EXERCISE DIRECTIONS: Extract all of the data and reproduce it precisely.

■ ■ ■ ■ ■ ■ ■

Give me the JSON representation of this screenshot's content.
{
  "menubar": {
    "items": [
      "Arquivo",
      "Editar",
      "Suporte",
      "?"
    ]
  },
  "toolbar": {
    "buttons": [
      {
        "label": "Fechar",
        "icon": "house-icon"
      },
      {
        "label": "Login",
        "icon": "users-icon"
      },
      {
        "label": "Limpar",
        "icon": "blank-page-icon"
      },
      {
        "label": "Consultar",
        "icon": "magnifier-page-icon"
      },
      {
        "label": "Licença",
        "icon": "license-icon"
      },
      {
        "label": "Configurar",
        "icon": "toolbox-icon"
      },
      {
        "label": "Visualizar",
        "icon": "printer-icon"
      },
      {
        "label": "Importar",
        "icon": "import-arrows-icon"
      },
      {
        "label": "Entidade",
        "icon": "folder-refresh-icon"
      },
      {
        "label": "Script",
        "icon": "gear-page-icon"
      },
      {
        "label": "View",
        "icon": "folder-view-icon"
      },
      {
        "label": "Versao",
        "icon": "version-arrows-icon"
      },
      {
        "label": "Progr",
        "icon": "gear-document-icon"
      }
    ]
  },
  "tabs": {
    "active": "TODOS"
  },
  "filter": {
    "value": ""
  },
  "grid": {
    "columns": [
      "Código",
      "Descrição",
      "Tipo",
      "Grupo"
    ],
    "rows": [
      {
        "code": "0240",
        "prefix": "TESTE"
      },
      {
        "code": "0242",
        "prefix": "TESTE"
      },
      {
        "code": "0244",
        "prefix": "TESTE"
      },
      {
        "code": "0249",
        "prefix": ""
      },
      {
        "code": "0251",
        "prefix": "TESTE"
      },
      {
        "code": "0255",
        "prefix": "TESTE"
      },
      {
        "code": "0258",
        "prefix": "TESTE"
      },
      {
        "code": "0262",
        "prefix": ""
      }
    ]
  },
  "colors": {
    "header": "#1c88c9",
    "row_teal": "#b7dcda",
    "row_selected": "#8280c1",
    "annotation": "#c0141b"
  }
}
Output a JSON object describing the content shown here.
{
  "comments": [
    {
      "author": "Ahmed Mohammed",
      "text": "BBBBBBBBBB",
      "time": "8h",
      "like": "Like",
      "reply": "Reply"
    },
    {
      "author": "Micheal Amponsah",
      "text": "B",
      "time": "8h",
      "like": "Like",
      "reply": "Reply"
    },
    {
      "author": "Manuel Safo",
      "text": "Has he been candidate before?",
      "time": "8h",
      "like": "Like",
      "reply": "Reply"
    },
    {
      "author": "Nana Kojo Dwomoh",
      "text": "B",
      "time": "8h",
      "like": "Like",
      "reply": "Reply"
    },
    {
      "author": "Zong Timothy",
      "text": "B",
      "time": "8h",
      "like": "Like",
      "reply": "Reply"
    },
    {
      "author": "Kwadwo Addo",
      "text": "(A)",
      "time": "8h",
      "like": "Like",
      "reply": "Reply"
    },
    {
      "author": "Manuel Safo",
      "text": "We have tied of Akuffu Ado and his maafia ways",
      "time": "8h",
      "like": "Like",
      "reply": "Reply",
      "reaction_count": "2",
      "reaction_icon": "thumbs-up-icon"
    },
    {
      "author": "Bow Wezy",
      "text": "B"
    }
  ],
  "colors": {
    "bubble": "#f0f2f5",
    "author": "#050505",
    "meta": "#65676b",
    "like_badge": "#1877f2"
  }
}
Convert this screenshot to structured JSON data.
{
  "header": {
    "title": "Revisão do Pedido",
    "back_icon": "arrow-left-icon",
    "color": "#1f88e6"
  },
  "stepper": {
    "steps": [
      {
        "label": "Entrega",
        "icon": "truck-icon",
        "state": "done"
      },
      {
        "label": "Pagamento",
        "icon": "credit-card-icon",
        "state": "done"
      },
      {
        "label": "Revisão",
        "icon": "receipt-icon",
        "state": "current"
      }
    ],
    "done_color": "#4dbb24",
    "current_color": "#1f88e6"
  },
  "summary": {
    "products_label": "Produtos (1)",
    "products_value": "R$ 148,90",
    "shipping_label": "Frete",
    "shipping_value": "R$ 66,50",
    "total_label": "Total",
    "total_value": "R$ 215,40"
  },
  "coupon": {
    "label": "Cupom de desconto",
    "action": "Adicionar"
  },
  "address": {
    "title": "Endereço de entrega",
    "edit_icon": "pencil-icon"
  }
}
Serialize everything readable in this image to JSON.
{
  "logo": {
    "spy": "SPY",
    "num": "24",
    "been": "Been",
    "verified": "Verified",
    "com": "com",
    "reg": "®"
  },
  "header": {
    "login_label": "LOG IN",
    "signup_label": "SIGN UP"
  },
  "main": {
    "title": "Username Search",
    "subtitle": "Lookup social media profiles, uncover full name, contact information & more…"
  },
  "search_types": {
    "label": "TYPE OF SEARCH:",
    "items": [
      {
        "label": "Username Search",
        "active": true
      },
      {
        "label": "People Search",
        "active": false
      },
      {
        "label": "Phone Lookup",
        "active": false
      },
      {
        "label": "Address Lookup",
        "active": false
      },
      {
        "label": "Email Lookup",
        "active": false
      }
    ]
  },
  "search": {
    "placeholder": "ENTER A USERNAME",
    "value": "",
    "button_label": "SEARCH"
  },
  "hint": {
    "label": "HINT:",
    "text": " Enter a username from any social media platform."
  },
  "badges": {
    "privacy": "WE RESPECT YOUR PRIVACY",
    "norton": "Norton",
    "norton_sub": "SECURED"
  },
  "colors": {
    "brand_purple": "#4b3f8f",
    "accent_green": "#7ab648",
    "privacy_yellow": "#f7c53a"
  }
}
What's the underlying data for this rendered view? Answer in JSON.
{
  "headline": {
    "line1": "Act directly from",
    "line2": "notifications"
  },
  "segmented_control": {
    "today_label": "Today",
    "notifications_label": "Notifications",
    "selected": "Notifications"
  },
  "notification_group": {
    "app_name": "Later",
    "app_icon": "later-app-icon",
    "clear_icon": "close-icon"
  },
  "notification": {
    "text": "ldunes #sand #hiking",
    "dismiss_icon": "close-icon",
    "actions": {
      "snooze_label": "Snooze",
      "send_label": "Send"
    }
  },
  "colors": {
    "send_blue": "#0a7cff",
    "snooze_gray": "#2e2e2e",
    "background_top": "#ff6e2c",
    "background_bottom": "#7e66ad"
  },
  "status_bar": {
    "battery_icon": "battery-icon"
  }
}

■ ■ ■ ■ ■ ■ ■

RIGHT ANSWER:
Give me the JSON representation of this screenshot's content.
{
  "menubar": {
    "items": [
      "Arquivo",
      "Editar",
      "Suporte",
      "?"
    ]
  },
  "toolbar": {
    "buttons": [
      {
        "label": "Fechar",
        "icon": "house-icon"
      },
      {
        "label": "Login",
        "icon": "users-icon"
      },
      {
        "label": "Limpar",
        "icon": "blank-page-icon"
      },
      {
        "label": "Consultar",
        "icon": "magnifier-page-icon"
      },
      {
        "label": "Licença",
        "icon": "license-icon"
      },
      {
        "label": "Configurar",
        "icon": "toolbox-icon"
      },
      {
        "label": "Visualizar",
        "icon": "printer-icon"
      },
      {
        "label": "Importar",
        "icon": "import-arrows-icon"
      },
      {
        "label": "Entidade",
        "icon": "folder-refresh-icon"
      },
      {
        "label": "Script",
        "icon": "gear-page-icon"
      },
      {
        "label": "View",
        "icon": "folder-view-icon"
      },
      {
        "label": "Versao",
        "icon": "version-arrows-icon"
      },
      {
        "label": "Progr",
        "icon": "gear-document-icon"
      }
    ]
  },
  "tabs": {
    "active": "TODOS"
  },
  "filter": {
    "value": ""
  },
  "grid": {
    "columns": [
      "Código",
      "Descrição",
      "Tipo",
      "Grupo"
    ],
    "rows": [
      {
        "code": "0240",
        "prefix": "TESTE"
      },
      {
        "code": "0242",
        "prefix": "TESTE"
      },
      {
        "code": "0244",
        "prefix": "TESTE"
      },
      {
        "code": "0249",
        "prefix": ""
      },
      {
        "code": "0251",
        "prefix": "TESTE"
      },
      {
        "code": "0255",
        "prefix": "TESTE"
      },
      {
        "code": "0258",
        "prefix": "TESTE"
      },
      {
        "code": "0262",
        "prefix": ""
      }
    ]
  },
  "colors": {
    "header": "#1c88c9",
    "row_teal": "#b7dcda",
    "row_selected": "#8280c1",
    "annotation": "#c0141b"
  }
}
Output a JSON object describing the content shown here.
{
  "comments": [
    {
      "author": "Ahmed Mohammed",
      "text": "BBBBBBBBBB",
      "time": "8h",
      "like": "Like",
      "reply": "Reply"
    },
    {
      "author": "Micheal Amponsah",
      "text": "B",
      "time": "8h",
      "like": "Like",
      "reply": "Reply"
    },
    {
      "author": "Manuel Safo",
      "text": "Has he been candidate before?",
      "time": "8h",
      "like": "Like",
      "reply": "Reply"
    },
    {
      "author": "Nana Kojo Dwomoh",
      "text": "B",
      "time": "8h",
      "like": "Like",
      "reply": "Reply"
    },
    {
      "author": "Zong Timothy",
      "text": "B",
      "time": "8h",
      "like": "Like",
      "reply": "Reply"
    },
    {
      "author": "Kwadwo Addo",
      "text": "(A)",
      "time": "8h",
      "like": "Like",
      "reply": "Reply"
    },
    {
      "author": "Manuel Safo",
      "text": "We have tied of Akuffu Ado and his maafia ways",
      "time": "8h",
      "like": "Like",
      "reply": "Reply",
      "reaction_count": "2",
      "reaction_icon": "thumbs-up-icon"
    },
    {
      "author": "Bow Wezy",
      "text": "B"
    }
  ],
  "colors": {
    "bubble": "#f0f2f5",
    "author": "#050505",
    "meta": "#65676b",
    "like_badge": "#1877f2"
  }
}
Convert this screenshot to structured JSON data.
{
  "header": {
    "title": "Revisão do Pedido",
    "back_icon": "arrow-left-icon",
    "color": "#1f88e6"
  },
  "stepper": {
    "steps": [
      {
        "label": "Entrega",
        "icon": "truck-icon",
        "state": "done"
      },
      {
        "label": "Pagamento",
        "icon": "credit-card-icon",
        "state": "done"
      },
      {
        "label": "Revisão",
        "icon": "receipt-icon",
        "state": "current"
      }
    ],
    "done_color": "#4dbb24",
    "current_color": "#1f88e6"
  },
  "summary": {
    "products_label": "Produtos (1)",
    "products_value": "R$ 148,90",
    "shipping_label": "Frete",
    "shipping_value": "R$ 66,50",
    "total_label": "Total",
    "total_value": "R$ 215,40"
  },
  "coupon": {
    "label": "Cupom de desconto",
    "action": "Adicionar"
  },
  "address": {
    "title": "Endereço de entrega",
    "edit_icon": "pencil-icon"
  }
}
Serialize everything readable in this image to JSON.
{
  "logo": {
    "spy": "SPY",
    "num": "24",
    "been": "Been",
    "verified": "Verified",
    "com": "com",
    "reg": "®"
  },
  "header": {
    "login_label": "LOG IN",
    "signup_label": "SIGN UP"
  },
  "main": {
    "title": "Username Search",
    "subtitle": "Lookup social media profiles, uncover full name, contact information & more…"
  },
  "search_types": {
    "label": "TYPE OF SEARCH:",
    "items": [
      {
        "label": "Username Search",
        "active": true
      },
      {
        "label": "People Search",
        "active": false
      },
      {
        "label": "Phone Lookup",
        "active": false
      },
      {
        "label": "Address Lookup",
        "active": false
      },
      {
        "label": "Email Lookup",
        "active": false
      }
    ]
  },
  "search": {
    "placeholder": "ENTER A USERNAME",
    "value": "",
    "button_label": "SEARCH"
  },
  "hint": {
    "label": "HINT:",
    "text": " Enter a username from any social media platform."
  },
  "badges": {
    "privacy": "WE RESPECT YOUR PRIVACY",
    "norton": "Norton",
    "norton_sub": "SECURED"
  },
  "colors": {
    "brand_purple": "#4b3f8f",
    "accent_green": "#7ab648",
    "privacy_yellow": "#f7c53a"
  }
}
What's the underlying data for this rendered view? Answer in JSON.
{
  "headline": {
    "line1": "Act directly from",
    "line2": "notifications"
  },
  "segmented_control": {
    "today_label": "Today",
    "notifications_label": "Notifications",
    "selected": "Notifications"
  },
  "notification_group": {
    "app_name": "Later",
    "app_icon": "later-app-icon",
    "clear_icon": "close-icon"
  },
  "notification": {
    "text": "ldunes #sand #hiking",
    "dismiss_icon": "close-icon",
    "actions": {
      "snooze_label": "Snooze",
      "send_label": "Send"
    }
  },
  "colors": {
    "send_blue": "#0a7cff",
    "snooze_gray": "#2e2e2e",
    "background_top": "#ff6e2c",
    "background_bottom": "#7e66ad"
  },
  "status_bar": {
    "battery_icon": "battery-icon"
  }
}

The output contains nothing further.